Locate each line below that includes "journey" and reproduce it.
** Start Extracted information **
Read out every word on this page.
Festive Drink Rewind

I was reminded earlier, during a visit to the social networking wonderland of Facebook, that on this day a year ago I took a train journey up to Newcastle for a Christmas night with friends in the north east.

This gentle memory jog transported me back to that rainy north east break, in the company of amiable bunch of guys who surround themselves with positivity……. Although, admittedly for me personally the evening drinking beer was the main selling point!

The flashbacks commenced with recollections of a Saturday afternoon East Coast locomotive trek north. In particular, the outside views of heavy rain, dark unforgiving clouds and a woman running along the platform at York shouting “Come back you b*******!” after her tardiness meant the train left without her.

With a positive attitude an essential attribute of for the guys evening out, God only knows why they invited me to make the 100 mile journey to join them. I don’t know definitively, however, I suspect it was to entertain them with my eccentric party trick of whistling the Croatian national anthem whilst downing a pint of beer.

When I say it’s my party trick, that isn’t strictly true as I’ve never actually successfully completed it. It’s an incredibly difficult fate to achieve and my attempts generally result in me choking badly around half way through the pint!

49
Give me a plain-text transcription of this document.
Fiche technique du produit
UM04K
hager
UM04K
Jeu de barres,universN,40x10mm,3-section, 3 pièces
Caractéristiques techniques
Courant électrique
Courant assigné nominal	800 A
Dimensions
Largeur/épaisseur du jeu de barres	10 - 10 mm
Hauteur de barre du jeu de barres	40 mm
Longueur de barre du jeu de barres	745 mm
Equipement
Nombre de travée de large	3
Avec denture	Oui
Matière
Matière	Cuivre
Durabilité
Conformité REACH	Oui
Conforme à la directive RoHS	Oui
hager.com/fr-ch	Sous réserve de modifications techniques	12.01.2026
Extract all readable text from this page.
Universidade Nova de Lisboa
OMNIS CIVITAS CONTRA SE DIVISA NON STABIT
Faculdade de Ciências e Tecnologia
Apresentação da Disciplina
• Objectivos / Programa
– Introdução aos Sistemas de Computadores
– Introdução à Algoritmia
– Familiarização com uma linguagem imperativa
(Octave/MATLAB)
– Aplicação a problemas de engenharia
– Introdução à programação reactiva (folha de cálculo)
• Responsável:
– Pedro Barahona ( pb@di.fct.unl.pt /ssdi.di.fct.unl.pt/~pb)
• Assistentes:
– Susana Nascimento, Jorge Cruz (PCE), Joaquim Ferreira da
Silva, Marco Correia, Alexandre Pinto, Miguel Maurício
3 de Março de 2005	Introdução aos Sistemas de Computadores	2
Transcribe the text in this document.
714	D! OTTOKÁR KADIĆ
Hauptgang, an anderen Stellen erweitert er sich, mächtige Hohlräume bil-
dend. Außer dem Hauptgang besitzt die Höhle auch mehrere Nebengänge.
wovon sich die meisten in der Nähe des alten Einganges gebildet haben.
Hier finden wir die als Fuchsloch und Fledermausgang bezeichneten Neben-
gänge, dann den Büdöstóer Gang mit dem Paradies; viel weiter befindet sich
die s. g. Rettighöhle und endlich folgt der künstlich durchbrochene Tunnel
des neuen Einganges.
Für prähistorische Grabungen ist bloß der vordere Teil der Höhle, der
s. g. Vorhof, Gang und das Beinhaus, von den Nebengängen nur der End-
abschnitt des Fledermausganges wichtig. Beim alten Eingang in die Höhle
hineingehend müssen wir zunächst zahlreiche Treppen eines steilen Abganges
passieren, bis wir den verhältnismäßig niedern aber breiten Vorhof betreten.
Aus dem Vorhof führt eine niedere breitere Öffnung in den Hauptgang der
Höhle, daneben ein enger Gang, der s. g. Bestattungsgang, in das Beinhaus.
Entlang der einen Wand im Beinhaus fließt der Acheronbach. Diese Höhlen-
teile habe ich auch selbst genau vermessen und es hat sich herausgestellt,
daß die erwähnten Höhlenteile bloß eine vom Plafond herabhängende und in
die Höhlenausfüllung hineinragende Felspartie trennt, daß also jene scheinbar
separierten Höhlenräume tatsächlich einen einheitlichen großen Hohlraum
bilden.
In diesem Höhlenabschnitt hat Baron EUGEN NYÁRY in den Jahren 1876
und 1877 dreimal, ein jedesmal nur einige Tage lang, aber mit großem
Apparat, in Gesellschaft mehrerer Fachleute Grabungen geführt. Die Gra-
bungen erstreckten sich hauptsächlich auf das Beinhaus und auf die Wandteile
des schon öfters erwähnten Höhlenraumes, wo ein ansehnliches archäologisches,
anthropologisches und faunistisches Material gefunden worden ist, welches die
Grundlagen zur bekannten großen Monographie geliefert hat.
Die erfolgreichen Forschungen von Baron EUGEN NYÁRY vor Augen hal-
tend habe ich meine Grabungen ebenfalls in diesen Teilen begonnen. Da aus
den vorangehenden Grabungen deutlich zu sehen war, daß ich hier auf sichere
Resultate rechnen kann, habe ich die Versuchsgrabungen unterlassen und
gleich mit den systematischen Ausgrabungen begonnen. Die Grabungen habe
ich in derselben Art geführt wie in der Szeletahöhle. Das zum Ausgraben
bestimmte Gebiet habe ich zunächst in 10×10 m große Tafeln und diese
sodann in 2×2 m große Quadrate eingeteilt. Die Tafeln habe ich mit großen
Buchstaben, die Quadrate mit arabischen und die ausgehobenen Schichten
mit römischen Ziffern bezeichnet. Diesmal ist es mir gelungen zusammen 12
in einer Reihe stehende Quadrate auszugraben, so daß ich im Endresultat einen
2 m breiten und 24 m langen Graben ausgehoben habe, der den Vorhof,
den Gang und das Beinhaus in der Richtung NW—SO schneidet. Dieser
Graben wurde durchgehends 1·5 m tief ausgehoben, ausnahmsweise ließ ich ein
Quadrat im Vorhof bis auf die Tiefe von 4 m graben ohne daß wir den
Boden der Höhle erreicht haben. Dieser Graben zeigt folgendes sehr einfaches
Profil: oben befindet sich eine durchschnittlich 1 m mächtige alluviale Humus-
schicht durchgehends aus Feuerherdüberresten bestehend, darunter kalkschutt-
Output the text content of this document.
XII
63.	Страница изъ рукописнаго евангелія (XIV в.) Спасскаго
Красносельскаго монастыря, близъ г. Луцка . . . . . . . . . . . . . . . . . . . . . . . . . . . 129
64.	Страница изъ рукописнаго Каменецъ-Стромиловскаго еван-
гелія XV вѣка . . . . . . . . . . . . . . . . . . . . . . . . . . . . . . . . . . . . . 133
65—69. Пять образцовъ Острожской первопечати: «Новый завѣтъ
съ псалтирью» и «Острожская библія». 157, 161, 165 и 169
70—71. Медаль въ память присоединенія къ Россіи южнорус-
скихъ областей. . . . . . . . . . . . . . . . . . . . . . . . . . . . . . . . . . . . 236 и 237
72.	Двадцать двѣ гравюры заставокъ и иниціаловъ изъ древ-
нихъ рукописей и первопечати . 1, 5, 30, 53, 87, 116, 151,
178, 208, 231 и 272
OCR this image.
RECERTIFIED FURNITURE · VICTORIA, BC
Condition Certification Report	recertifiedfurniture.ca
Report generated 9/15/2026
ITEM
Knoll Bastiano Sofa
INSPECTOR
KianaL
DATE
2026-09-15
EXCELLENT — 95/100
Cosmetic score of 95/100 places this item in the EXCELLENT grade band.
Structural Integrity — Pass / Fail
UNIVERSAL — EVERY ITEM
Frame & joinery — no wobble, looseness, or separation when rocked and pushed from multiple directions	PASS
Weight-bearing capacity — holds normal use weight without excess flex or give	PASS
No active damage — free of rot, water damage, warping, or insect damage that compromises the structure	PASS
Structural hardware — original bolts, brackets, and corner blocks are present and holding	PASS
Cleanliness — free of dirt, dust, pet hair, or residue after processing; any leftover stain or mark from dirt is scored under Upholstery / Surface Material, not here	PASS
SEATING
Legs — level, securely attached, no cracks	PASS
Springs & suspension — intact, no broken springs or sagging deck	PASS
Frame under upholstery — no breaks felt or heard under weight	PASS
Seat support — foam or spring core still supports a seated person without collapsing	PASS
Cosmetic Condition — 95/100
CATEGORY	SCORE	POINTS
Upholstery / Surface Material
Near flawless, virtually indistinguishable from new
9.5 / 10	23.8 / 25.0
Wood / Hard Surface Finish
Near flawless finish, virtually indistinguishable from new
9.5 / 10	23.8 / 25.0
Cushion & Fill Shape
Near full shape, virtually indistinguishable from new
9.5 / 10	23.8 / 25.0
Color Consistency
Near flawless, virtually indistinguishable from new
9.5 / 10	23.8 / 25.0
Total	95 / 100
** End Extracted information **
• Answer to the problem:
I was reminded earlier, during a visit to the social networking wonderland of Facebook, that on this day a year ago I took a train journey up to Newcastle for a Christmas night with friends in the north east.
With a positive attitude an essential attribute of for the guys evening out, God only knows why they invited me to make the 100 mile journey to join them. I don’t know definitively, however, I suspect it was to entertain them with my eccentric party trick of whistling the Croatian national anthem whilst downing a pint of beer.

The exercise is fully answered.